Extract every line that contains the string "risk".
%%
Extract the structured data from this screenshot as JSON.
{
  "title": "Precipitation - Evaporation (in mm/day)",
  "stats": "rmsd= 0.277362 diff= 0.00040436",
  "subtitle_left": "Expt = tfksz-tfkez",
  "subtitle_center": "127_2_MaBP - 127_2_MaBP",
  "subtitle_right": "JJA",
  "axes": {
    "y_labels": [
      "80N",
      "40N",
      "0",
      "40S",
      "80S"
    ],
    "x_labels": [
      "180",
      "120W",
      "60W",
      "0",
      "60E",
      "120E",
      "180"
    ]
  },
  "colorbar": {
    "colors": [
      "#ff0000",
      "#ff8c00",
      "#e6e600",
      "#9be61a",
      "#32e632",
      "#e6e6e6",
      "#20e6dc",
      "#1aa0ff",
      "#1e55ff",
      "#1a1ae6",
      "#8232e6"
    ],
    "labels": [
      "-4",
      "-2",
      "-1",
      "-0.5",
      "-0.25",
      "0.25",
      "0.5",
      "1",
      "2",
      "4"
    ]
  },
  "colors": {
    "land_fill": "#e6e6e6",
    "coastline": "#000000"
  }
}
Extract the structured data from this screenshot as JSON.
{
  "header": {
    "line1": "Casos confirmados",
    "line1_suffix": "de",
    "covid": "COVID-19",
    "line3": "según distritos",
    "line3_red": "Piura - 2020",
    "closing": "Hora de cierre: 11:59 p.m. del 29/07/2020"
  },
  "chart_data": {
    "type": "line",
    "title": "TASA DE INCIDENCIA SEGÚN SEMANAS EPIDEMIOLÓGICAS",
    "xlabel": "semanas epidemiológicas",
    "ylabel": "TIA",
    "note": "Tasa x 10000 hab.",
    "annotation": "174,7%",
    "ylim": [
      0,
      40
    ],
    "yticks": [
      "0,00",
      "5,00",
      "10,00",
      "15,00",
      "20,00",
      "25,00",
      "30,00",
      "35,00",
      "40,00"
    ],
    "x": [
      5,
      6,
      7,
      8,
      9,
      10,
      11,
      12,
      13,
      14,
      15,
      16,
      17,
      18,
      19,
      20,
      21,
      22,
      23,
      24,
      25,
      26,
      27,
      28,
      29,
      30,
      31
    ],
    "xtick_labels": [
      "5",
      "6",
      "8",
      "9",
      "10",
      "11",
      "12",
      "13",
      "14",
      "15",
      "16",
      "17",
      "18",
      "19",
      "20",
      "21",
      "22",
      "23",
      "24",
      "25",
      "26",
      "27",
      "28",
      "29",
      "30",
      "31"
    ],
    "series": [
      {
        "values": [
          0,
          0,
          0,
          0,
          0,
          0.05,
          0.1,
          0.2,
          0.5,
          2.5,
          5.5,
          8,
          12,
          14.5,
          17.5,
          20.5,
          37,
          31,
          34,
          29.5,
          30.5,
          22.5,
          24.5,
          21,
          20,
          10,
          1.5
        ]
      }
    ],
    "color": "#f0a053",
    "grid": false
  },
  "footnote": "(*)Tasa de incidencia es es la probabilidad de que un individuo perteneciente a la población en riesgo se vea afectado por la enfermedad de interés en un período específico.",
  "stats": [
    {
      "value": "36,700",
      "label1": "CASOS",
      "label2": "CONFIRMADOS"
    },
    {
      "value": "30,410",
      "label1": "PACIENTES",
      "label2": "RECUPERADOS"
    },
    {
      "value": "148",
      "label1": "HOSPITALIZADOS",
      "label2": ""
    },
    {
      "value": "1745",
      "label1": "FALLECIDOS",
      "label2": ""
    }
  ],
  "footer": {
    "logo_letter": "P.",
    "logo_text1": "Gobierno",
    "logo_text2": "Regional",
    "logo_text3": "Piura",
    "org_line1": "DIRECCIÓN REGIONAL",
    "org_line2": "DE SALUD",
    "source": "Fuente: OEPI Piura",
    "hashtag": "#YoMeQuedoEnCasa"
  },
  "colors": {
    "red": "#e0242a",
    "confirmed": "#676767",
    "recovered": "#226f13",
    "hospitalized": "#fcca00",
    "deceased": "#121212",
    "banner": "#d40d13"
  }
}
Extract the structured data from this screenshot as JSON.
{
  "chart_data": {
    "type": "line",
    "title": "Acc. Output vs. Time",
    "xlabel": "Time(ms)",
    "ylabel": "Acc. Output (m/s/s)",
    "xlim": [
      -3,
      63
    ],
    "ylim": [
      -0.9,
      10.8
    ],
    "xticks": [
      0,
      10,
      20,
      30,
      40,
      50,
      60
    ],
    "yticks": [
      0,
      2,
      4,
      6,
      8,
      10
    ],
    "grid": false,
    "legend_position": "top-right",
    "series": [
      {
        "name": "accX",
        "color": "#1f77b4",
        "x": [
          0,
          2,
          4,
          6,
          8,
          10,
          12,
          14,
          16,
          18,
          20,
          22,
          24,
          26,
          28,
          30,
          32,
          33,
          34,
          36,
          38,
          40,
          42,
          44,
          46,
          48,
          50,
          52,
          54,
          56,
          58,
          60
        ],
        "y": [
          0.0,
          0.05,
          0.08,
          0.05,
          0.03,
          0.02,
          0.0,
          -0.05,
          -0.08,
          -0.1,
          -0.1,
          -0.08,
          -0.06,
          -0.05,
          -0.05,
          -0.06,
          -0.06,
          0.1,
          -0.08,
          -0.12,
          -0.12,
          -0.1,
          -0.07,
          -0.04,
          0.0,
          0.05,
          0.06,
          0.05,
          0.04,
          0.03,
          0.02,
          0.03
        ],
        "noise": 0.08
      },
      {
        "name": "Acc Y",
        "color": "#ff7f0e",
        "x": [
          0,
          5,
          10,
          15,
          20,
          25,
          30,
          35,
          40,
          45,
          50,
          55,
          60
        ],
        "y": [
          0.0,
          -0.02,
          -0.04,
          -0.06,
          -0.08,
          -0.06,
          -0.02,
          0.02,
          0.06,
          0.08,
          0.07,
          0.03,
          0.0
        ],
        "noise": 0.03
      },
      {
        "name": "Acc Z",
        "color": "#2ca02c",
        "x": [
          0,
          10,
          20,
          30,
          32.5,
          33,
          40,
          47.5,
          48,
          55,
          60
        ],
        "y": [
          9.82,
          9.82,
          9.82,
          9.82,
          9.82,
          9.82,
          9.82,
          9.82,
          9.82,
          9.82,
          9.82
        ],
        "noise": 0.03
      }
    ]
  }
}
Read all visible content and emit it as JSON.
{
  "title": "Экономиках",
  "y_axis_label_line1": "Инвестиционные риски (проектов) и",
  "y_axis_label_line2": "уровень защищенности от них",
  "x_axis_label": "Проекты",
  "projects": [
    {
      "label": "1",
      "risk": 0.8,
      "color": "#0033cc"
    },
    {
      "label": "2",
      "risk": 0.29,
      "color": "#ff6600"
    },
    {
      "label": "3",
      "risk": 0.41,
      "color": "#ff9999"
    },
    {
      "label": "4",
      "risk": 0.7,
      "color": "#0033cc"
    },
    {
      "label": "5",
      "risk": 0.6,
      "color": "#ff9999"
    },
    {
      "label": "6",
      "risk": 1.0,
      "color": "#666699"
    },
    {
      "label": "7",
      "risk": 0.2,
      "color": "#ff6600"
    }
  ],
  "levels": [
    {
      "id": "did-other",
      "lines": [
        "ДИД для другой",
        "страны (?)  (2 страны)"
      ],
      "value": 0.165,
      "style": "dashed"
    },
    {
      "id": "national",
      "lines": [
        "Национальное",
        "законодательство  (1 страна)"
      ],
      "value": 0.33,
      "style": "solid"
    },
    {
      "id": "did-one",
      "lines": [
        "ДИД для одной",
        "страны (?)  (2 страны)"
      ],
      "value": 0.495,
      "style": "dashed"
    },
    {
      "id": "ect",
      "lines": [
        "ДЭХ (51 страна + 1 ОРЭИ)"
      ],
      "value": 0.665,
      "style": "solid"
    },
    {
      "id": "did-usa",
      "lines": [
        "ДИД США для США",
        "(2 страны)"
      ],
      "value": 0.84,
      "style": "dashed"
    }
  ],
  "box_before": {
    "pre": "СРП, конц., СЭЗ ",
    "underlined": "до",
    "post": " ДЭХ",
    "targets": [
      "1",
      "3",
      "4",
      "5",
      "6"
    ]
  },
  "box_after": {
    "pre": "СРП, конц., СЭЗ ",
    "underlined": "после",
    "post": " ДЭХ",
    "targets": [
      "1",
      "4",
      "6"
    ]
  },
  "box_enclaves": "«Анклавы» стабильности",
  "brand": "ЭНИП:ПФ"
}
%%
Output -
      "risk": 0.8,
      "risk": 0.29,
      "risk": 0.41,
      "risk": 0.7,
      "risk": 0.6,
      "risk": 1.0,
      "risk": 0.2,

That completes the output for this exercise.